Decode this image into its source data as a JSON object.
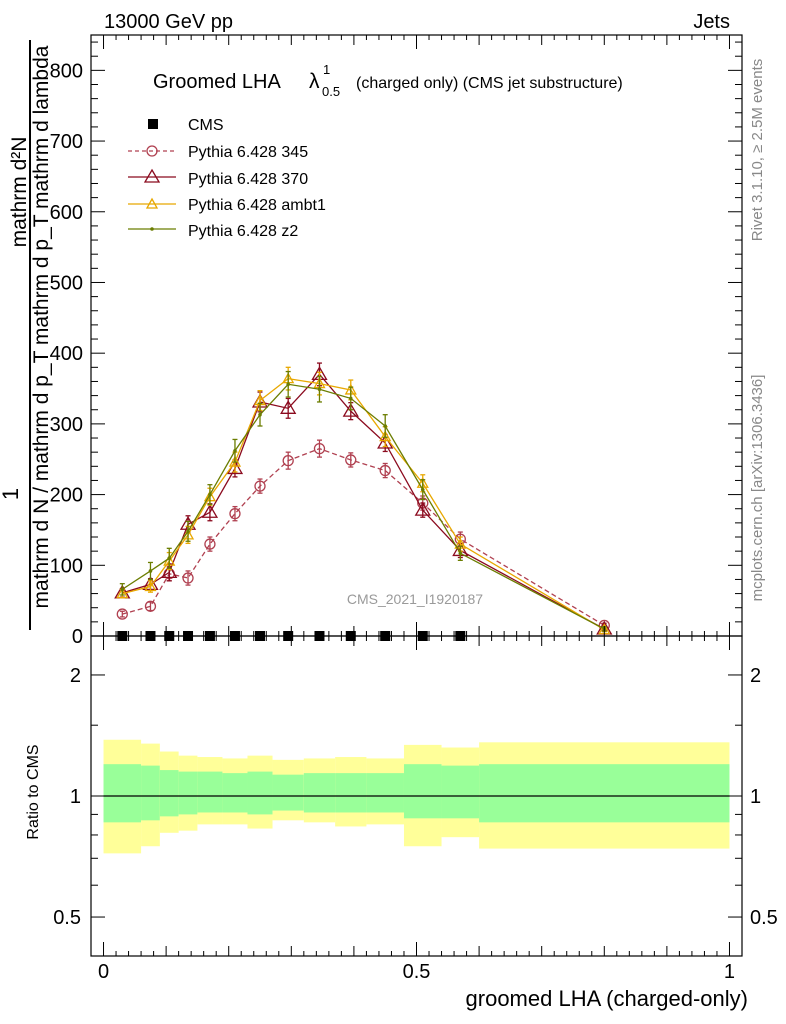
{
  "header": {
    "beam": "13000 GeV pp",
    "category": "Jets"
  },
  "side_text": {
    "rivet": "Rivet 3.1.10, ≥ 2.5M events",
    "mcplots": "mcplots.cern.ch [arXiv:1306.3436]"
  },
  "colors": {
    "ratio_band_outer": "#ffff99",
    "ratio_band_inner": "#99ff99"
  },
  "chart_data": [
    {
      "type": "line",
      "panel": "main",
      "title": "Groomed LHA",
      "title_symbol": "λ",
      "title_sup": "1",
      "title_sub": "0.5",
      "title_suffix": "(charged only) (CMS jet substructure)",
      "watermark": "CMS_2021_I1920187",
      "ylabel_one": "1",
      "ylabel_num": "mathrm d²N",
      "ylabel_den": "mathrm d N / mathrm d p_T mathrm d p_T mathrm d lambda",
      "ylim": [
        0,
        850
      ],
      "yticks": [
        0,
        100,
        200,
        300,
        400,
        500,
        600,
        700,
        800
      ],
      "xlim": [
        -0.02,
        1.02
      ],
      "legend_position": "top-left",
      "series": [
        {
          "name": "CMS",
          "color": "#000000",
          "marker": "square",
          "x": [
            0.03,
            0.075,
            0.105,
            0.135,
            0.17,
            0.21,
            0.25,
            0.295,
            0.345,
            0.395,
            0.45,
            0.51,
            0.57
          ],
          "y": [
            0,
            0,
            0,
            0,
            0,
            0,
            0,
            0,
            0,
            0,
            0,
            0,
            0
          ]
        },
        {
          "name": "Pythia 6.428 345",
          "color": "#b04050",
          "marker": "circle-open",
          "dashed": true,
          "x": [
            0.03,
            0.075,
            0.105,
            0.135,
            0.17,
            0.21,
            0.25,
            0.295,
            0.345,
            0.395,
            0.45,
            0.51,
            0.57,
            0.8
          ],
          "y": [
            31,
            42,
            88,
            82,
            130,
            173,
            212,
            248,
            265,
            249,
            234,
            188,
            137,
            15
          ],
          "err": [
            4,
            6,
            10,
            10,
            10,
            10,
            10,
            12,
            12,
            10,
            10,
            10,
            10,
            3
          ]
        },
        {
          "name": "Pythia 6.428 370",
          "color": "#8b0a1e",
          "marker": "triangle-open",
          "dashed": false,
          "x": [
            0.03,
            0.075,
            0.105,
            0.135,
            0.17,
            0.21,
            0.25,
            0.295,
            0.345,
            0.395,
            0.45,
            0.51,
            0.57,
            0.8
          ],
          "y": [
            61,
            73,
            90,
            158,
            175,
            237,
            331,
            322,
            370,
            318,
            273,
            178,
            121,
            10
          ],
          "err": [
            6,
            8,
            12,
            12,
            12,
            12,
            14,
            14,
            16,
            12,
            12,
            10,
            10,
            3
          ]
        },
        {
          "name": "Pythia 6.428 ambt1",
          "color": "#e8a800",
          "marker": "triangle-open-small",
          "dashed": false,
          "x": [
            0.03,
            0.075,
            0.105,
            0.135,
            0.17,
            0.21,
            0.25,
            0.295,
            0.345,
            0.395,
            0.45,
            0.51,
            0.57,
            0.8
          ],
          "y": [
            60,
            70,
            106,
            143,
            197,
            246,
            333,
            364,
            357,
            348,
            282,
            216,
            130,
            9
          ],
          "err": [
            6,
            8,
            12,
            12,
            12,
            14,
            14,
            16,
            16,
            14,
            14,
            12,
            10,
            3
          ]
        },
        {
          "name": "Pythia 6.428 z2",
          "color": "#6b7d00",
          "marker": "dot",
          "dashed": false,
          "x": [
            0.03,
            0.075,
            0.105,
            0.135,
            0.17,
            0.21,
            0.25,
            0.295,
            0.345,
            0.395,
            0.45,
            0.51,
            0.57,
            0.8
          ],
          "y": [
            66,
            92,
            110,
            148,
            200,
            262,
            313,
            356,
            349,
            336,
            297,
            207,
            117,
            10
          ],
          "err": [
            8,
            12,
            14,
            14,
            14,
            16,
            16,
            18,
            18,
            16,
            16,
            14,
            10,
            3
          ]
        }
      ]
    },
    {
      "type": "area",
      "panel": "ratio",
      "ylabel": "Ratio to CMS",
      "xlabel": "groomed LHA (charged-only)",
      "log_y": true,
      "ylim": [
        0.4,
        2.5
      ],
      "yticks": [
        0.5,
        1,
        2
      ],
      "ytick_labels": [
        "0.5",
        "1",
        "2"
      ],
      "xticks": [
        0,
        0.5,
        1
      ],
      "xtick_labels": [
        "0",
        "0.5",
        "1"
      ],
      "reference_line": 1,
      "band_edges": [
        0.0,
        0.06,
        0.09,
        0.12,
        0.15,
        0.19,
        0.23,
        0.27,
        0.32,
        0.37,
        0.42,
        0.48,
        0.54,
        0.6,
        1.0
      ],
      "outer_band": {
        "upper": [
          1.38,
          1.35,
          1.29,
          1.26,
          1.25,
          1.24,
          1.26,
          1.23,
          1.24,
          1.25,
          1.24,
          1.34,
          1.32,
          1.36
        ],
        "lower": [
          0.72,
          0.75,
          0.81,
          0.82,
          0.85,
          0.85,
          0.83,
          0.87,
          0.86,
          0.84,
          0.85,
          0.75,
          0.79,
          0.74
        ]
      },
      "inner_band": {
        "upper": [
          1.2,
          1.19,
          1.16,
          1.15,
          1.15,
          1.14,
          1.15,
          1.13,
          1.14,
          1.14,
          1.14,
          1.2,
          1.19,
          1.2
        ],
        "lower": [
          0.86,
          0.87,
          0.89,
          0.9,
          0.91,
          0.91,
          0.9,
          0.92,
          0.91,
          0.91,
          0.91,
          0.88,
          0.88,
          0.86
        ]
      }
    }
  ]
}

******************************

DIRECTIONS FOR THIS TASK: Extract each line from the listing that holds the word "mathrm".

COMPLETED TASK:
      "ylabel_num": "mathrm d²N",
      "ylabel_den": "mathrm d N / mathrm d p_T mathrm d p_T mathrm d lambda",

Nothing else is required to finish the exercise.